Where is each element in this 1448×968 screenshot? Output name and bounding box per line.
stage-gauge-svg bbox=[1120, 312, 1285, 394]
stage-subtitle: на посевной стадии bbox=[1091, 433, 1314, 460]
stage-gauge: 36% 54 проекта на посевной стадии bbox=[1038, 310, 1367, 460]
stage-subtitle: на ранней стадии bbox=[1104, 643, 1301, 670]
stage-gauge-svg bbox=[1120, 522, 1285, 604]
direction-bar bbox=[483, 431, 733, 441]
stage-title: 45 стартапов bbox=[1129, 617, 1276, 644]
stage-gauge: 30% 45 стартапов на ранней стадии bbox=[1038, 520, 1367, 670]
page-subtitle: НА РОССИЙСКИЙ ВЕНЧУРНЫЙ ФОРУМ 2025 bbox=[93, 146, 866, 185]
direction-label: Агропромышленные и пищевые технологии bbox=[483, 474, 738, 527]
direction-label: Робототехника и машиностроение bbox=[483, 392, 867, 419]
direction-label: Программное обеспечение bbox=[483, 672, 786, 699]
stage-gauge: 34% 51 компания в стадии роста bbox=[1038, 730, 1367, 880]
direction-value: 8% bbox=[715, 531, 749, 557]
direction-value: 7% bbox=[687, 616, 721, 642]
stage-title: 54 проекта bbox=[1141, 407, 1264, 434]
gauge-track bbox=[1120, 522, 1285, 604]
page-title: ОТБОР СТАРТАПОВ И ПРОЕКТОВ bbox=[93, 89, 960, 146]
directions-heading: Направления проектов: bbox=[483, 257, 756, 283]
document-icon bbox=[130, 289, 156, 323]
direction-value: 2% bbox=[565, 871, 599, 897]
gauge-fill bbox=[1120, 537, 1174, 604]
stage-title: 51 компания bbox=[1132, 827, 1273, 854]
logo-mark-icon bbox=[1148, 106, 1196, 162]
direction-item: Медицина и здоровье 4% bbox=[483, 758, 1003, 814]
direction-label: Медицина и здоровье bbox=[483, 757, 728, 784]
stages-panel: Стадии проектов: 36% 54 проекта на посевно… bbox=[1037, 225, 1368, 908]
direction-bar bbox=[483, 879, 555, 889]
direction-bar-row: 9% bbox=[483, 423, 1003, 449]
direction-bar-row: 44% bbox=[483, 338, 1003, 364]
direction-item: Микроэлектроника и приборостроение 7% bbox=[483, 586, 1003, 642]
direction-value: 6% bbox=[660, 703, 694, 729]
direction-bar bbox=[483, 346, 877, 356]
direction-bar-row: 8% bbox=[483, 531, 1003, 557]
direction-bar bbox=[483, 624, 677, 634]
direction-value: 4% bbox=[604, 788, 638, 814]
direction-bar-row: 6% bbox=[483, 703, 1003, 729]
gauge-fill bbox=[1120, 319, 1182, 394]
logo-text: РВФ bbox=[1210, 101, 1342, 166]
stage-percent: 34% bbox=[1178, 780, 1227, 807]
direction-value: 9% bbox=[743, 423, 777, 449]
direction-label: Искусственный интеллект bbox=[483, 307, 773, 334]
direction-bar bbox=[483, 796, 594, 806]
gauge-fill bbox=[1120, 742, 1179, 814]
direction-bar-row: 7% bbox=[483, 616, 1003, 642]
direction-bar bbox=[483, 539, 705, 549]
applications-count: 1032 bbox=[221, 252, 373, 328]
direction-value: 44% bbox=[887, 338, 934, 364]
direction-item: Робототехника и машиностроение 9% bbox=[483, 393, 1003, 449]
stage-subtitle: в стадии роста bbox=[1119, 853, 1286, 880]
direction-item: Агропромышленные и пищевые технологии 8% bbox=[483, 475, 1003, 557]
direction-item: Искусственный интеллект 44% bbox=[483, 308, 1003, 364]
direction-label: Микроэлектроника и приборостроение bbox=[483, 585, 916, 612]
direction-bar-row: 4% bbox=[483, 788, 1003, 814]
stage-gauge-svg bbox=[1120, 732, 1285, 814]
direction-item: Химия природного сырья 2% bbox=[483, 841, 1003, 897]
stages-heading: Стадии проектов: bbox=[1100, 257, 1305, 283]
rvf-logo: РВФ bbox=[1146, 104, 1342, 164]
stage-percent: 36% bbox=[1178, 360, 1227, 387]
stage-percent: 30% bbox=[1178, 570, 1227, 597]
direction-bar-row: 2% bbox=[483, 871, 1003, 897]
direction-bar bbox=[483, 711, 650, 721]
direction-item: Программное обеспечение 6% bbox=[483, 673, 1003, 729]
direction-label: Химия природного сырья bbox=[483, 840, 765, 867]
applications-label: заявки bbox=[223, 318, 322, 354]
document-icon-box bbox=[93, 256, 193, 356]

• • • •

Task: Update the material above by replacing "direction-bar-row" with "direction-row" wherever it occurs. Keep every other character as it is.

Reply to the task:
Where is each element in this 1448×968 screenshot? Output name and bounding box per line.
stage-gauge-svg bbox=[1120, 312, 1285, 394]
stage-subtitle: на посевной стадии bbox=[1091, 433, 1314, 460]
stage-gauge: 36% 54 проекта на посевной стадии bbox=[1038, 310, 1367, 460]
stage-subtitle: на ранней стадии bbox=[1104, 643, 1301, 670]
stage-gauge-svg bbox=[1120, 522, 1285, 604]
direction-bar bbox=[483, 431, 733, 441]
stage-title: 45 стартапов bbox=[1129, 617, 1276, 644]
stage-gauge: 30% 45 стартапов на ранней стадии bbox=[1038, 520, 1367, 670]
page-subtitle: НА РОССИЙСКИЙ ВЕНЧУРНЫЙ ФОРУМ 2025 bbox=[93, 146, 866, 185]
direction-label: Агропромышленные и пищевые технологии bbox=[483, 474, 738, 527]
direction-label: Робототехника и машиностроение bbox=[483, 392, 867, 419]
direction-label: Программное обеспечение bbox=[483, 672, 786, 699]
stage-gauge: 34% 51 компания в стадии роста bbox=[1038, 730, 1367, 880]
direction-value: 8% bbox=[715, 531, 749, 557]
direction-value: 7% bbox=[687, 616, 721, 642]
stage-title: 54 проекта bbox=[1141, 407, 1264, 434]
gauge-track bbox=[1120, 522, 1285, 604]
page-title: ОТБОР СТАРТАПОВ И ПРОЕКТОВ bbox=[93, 89, 960, 146]
directions-heading: Направления проектов: bbox=[483, 257, 756, 283]
document-icon bbox=[130, 289, 156, 323]
direction-value: 2% bbox=[565, 871, 599, 897]
gauge-fill bbox=[1120, 537, 1174, 604]
stage-title: 51 компания bbox=[1132, 827, 1273, 854]
logo-mark-icon bbox=[1148, 106, 1196, 162]
direction-item: Медицина и здоровье 4% bbox=[483, 758, 1003, 814]
direction-label: Медицина и здоровье bbox=[483, 757, 728, 784]
stages-panel: Стадии проектов: 36% 54 проекта на посевно… bbox=[1037, 225, 1368, 908]
direction-bar bbox=[483, 879, 555, 889]
direction-row: 9% bbox=[483, 423, 1003, 449]
direction-row: 44% bbox=[483, 338, 1003, 364]
direction-item: Микроэлектроника и приборостроение 7% bbox=[483, 586, 1003, 642]
direction-value: 6% bbox=[660, 703, 694, 729]
direction-bar bbox=[483, 346, 877, 356]
direction-row: 8% bbox=[483, 531, 1003, 557]
direction-bar bbox=[483, 624, 677, 634]
direction-value: 4% bbox=[604, 788, 638, 814]
direction-row: 6% bbox=[483, 703, 1003, 729]
gauge-fill bbox=[1120, 319, 1182, 394]
logo-text: РВФ bbox=[1210, 101, 1342, 166]
stage-percent: 34% bbox=[1178, 780, 1227, 807]
direction-value: 9% bbox=[743, 423, 777, 449]
direction-label: Искусственный интеллект bbox=[483, 307, 773, 334]
direction-bar bbox=[483, 796, 594, 806]
gauge-fill bbox=[1120, 742, 1179, 814]
direction-row: 7% bbox=[483, 616, 1003, 642]
direction-bar bbox=[483, 539, 705, 549]
applications-count: 1032 bbox=[221, 252, 373, 328]
direction-value: 44% bbox=[887, 338, 934, 364]
direction-item: Робототехника и машиностроение 9% bbox=[483, 393, 1003, 449]
stage-subtitle: в стадии роста bbox=[1119, 853, 1286, 880]
direction-item: Агропромышленные и пищевые технологии 8% bbox=[483, 475, 1003, 557]
direction-item: Искусственный интеллект 44% bbox=[483, 308, 1003, 364]
direction-label: Микроэлектроника и приборостроение bbox=[483, 585, 916, 612]
direction-row: 4% bbox=[483, 788, 1003, 814]
stage-gauge-svg bbox=[1120, 732, 1285, 814]
direction-item: Химия природного сырья 2% bbox=[483, 841, 1003, 897]
stages-heading: Стадии проектов: bbox=[1100, 257, 1305, 283]
rvf-logo: РВФ bbox=[1146, 104, 1342, 164]
stage-percent: 36% bbox=[1178, 360, 1227, 387]
stage-percent: 30% bbox=[1178, 570, 1227, 597]
direction-row: 2% bbox=[483, 871, 1003, 897]
direction-bar bbox=[483, 711, 650, 721]
direction-item: Программное обеспечение 6% bbox=[483, 673, 1003, 729]
direction-label: Химия природного сырья bbox=[483, 840, 765, 867]
applications-label: заявки bbox=[223, 318, 322, 354]
document-icon-box bbox=[93, 256, 193, 356]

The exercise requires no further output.